* [Your objective]: Word for word, set down every record that appears below.

-- Opening Marker --

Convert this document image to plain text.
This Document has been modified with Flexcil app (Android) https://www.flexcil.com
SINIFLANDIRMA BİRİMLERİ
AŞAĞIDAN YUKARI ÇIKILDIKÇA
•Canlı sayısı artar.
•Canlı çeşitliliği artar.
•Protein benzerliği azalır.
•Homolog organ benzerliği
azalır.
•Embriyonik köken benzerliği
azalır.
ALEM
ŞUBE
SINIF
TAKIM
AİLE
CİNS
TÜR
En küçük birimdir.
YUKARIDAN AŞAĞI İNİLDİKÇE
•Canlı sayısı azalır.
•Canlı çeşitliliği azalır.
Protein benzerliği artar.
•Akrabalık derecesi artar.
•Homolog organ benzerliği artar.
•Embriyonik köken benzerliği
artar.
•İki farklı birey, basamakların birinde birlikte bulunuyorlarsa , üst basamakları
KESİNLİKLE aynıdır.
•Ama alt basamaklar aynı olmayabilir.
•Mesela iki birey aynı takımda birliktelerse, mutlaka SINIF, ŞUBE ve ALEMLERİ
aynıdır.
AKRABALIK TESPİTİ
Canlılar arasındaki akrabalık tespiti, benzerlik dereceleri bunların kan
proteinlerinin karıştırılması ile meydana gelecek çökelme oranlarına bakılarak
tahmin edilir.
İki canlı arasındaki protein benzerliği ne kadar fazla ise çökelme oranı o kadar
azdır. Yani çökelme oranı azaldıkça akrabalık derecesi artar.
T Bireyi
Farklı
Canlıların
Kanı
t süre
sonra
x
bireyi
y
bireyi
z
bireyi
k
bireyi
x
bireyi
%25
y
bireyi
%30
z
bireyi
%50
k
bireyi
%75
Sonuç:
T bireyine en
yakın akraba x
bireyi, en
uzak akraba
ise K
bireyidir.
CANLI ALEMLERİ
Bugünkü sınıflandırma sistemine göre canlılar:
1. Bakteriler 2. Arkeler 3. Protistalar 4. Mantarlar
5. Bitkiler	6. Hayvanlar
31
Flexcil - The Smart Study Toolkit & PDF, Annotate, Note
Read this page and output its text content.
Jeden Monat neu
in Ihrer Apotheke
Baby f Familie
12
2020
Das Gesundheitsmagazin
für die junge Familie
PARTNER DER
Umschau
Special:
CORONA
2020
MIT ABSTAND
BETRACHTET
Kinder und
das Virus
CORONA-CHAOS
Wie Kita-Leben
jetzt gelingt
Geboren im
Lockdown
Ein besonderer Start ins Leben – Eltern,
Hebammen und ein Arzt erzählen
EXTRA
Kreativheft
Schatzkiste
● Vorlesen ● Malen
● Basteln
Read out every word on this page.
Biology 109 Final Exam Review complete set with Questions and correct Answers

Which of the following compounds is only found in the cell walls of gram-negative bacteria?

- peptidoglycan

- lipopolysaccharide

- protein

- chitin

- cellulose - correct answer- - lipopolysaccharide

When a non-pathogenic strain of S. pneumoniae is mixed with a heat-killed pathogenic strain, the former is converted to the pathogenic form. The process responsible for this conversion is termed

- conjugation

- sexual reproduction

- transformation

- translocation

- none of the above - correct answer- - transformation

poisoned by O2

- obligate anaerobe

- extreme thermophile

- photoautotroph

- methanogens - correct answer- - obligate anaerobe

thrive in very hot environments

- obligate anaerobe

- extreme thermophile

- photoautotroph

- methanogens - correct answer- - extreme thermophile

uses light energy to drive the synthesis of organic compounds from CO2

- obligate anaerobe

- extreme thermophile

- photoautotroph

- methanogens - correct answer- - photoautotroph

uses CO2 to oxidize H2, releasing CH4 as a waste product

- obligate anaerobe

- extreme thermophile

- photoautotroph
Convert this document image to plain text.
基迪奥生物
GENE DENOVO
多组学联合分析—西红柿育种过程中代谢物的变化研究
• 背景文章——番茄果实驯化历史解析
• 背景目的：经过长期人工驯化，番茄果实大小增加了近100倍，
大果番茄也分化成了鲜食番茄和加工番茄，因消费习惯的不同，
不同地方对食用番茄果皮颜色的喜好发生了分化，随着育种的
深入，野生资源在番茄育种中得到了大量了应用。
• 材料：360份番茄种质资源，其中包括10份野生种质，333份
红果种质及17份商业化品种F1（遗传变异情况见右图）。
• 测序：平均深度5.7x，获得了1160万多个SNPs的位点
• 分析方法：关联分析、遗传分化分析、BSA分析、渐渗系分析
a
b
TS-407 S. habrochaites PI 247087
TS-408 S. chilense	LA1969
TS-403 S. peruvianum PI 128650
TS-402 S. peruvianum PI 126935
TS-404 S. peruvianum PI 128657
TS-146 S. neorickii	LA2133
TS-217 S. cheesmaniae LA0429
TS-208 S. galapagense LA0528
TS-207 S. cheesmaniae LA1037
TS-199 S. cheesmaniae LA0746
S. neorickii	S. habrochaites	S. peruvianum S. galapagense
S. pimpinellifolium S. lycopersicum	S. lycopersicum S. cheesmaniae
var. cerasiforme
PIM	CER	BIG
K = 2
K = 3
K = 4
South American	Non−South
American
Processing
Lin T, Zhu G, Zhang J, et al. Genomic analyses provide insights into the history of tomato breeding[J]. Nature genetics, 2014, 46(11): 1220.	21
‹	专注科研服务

-- Closing Marker --

* [Task answer]:
Convert this document image to plain text.
This Document has been modified with Flexcil app (Android) https://www.flexcil.com
SINIFLANDIRMA BİRİMLERİ
AŞAĞIDAN YUKARI ÇIKILDIKÇA
•Canlı sayısı artar.
•Canlı çeşitliliği artar.
•Protein benzerliği azalır.
•Homolog organ benzerliği
azalır.
•Embriyonik köken benzerliği
azalır.
ALEM
ŞUBE
SINIF
TAKIM
AİLE
CİNS
TÜR
En küçük birimdir.
YUKARIDAN AŞAĞI İNİLDİKÇE
•Canlı sayısı azalır.
•Canlı çeşitliliği azalır.
Protein benzerliği artar.
•Akrabalık derecesi artar.
•Homolog organ benzerliği artar.
•Embriyonik köken benzerliği
artar.
•İki farklı birey, basamakların birinde birlikte bulunuyorlarsa , üst basamakları
KESİNLİKLE aynıdır.
•Ama alt basamaklar aynı olmayabilir.
•Mesela iki birey aynı takımda birliktelerse, mutlaka SINIF, ŞUBE ve ALEMLERİ
aynıdır.
AKRABALIK TESPİTİ
Canlılar arasındaki akrabalık tespiti, benzerlik dereceleri bunların kan
proteinlerinin karıştırılması ile meydana gelecek çökelme oranlarına bakılarak
tahmin edilir.
İki canlı arasındaki protein benzerliği ne kadar fazla ise çökelme oranı o kadar
azdır. Yani çökelme oranı azaldıkça akrabalık derecesi artar.
T Bireyi
Farklı
Canlıların
Kanı
t süre
sonra
x
bireyi
y
bireyi
z
bireyi
k
bireyi
x
bireyi
%25
y
bireyi
%30
z
bireyi
%50
k
bireyi
%75
Sonuç:
T bireyine en
yakın akraba x
bireyi, en
uzak akraba
ise K
bireyidir.
CANLI ALEMLERİ
Bugünkü sınıflandırma sistemine göre canlılar:
1. Bakteriler 2. Arkeler 3. Protistalar 4. Mantarlar
5. Bitkiler	6. Hayvanlar
31
Flexcil - The Smart Study Toolkit & PDF, Annotate, Note
Read this page and output its text content.
Jeden Monat neu
in Ihrer Apotheke
Baby f Familie
12
2020
Das Gesundheitsmagazin
für die junge Familie
PARTNER DER
Umschau
Special:
CORONA
2020
MIT ABSTAND
BETRACHTET
Kinder und
das Virus
CORONA-CHAOS
Wie Kita-Leben
jetzt gelingt
Geboren im
Lockdown
Ein besonderer Start ins Leben – Eltern,
Hebammen und ein Arzt erzählen
EXTRA
Kreativheft
Schatzkiste
● Vorlesen ● Malen
● Basteln
Read out every word on this page.
Biology 109 Final Exam Review complete set with Questions and correct Answers

Which of the following compounds is only found in the cell walls of gram-negative bacteria?

- peptidoglycan

- lipopolysaccharide

- protein

- chitin

- cellulose - correct answer- - lipopolysaccharide

When a non-pathogenic strain of S. pneumoniae is mixed with a heat-killed pathogenic strain, the former is converted to the pathogenic form. The process responsible for this conversion is termed

- conjugation

- sexual reproduction

- transformation

- translocation

- none of the above - correct answer- - transformation

poisoned by O2

- obligate anaerobe

- extreme thermophile

- photoautotroph

- methanogens - correct answer- - obligate anaerobe

thrive in very hot environments

- obligate anaerobe

- extreme thermophile

- photoautotroph

- methanogens - correct answer- - extreme thermophile

uses light energy to drive the synthesis of organic compounds from CO2

- obligate anaerobe

- extreme thermophile

- photoautotroph

- methanogens - correct answer- - photoautotroph

uses CO2 to oxidize H2, releasing CH4 as a waste product

- obligate anaerobe

- extreme thermophile

- photoautotroph
Convert this document image to plain text.
基迪奥生物
GENE DENOVO
多组学联合分析—西红柿育种过程中代谢物的变化研究
• 背景文章——番茄果实驯化历史解析
• 背景目的：经过长期人工驯化，番茄果实大小增加了近100倍，
大果番茄也分化成了鲜食番茄和加工番茄，因消费习惯的不同，
不同地方对食用番茄果皮颜色的喜好发生了分化，随着育种的
深入，野生资源在番茄育种中得到了大量了应用。
• 材料：360份番茄种质资源，其中包括10份野生种质，333份
红果种质及17份商业化品种F1（遗传变异情况见右图）。
• 测序：平均深度5.7x，获得了1160万多个SNPs的位点
• 分析方法：关联分析、遗传分化分析、BSA分析、渐渗系分析
a
b
TS-407 S. habrochaites PI 247087
TS-408 S. chilense	LA1969
TS-403 S. peruvianum PI 128650
TS-402 S. peruvianum PI 126935
TS-404 S. peruvianum PI 128657
TS-146 S. neorickii	LA2133
TS-217 S. cheesmaniae LA0429
TS-208 S. galapagense LA0528
TS-207 S. cheesmaniae LA1037
TS-199 S. cheesmaniae LA0746
S. neorickii	S. habrochaites	S. peruvianum S. galapagense
S. pimpinellifolium S. lycopersicum	S. lycopersicum S. cheesmaniae
var. cerasiforme
PIM	CER	BIG
K = 2
K = 3
K = 4
South American	Non−South
American
Processing
Lin T, Zhu G, Zhang J, et al. Genomic analyses provide insights into the history of tomato breeding[J]. Nature genetics, 2014, 46(11): 1220.	21
‹	专注科研服务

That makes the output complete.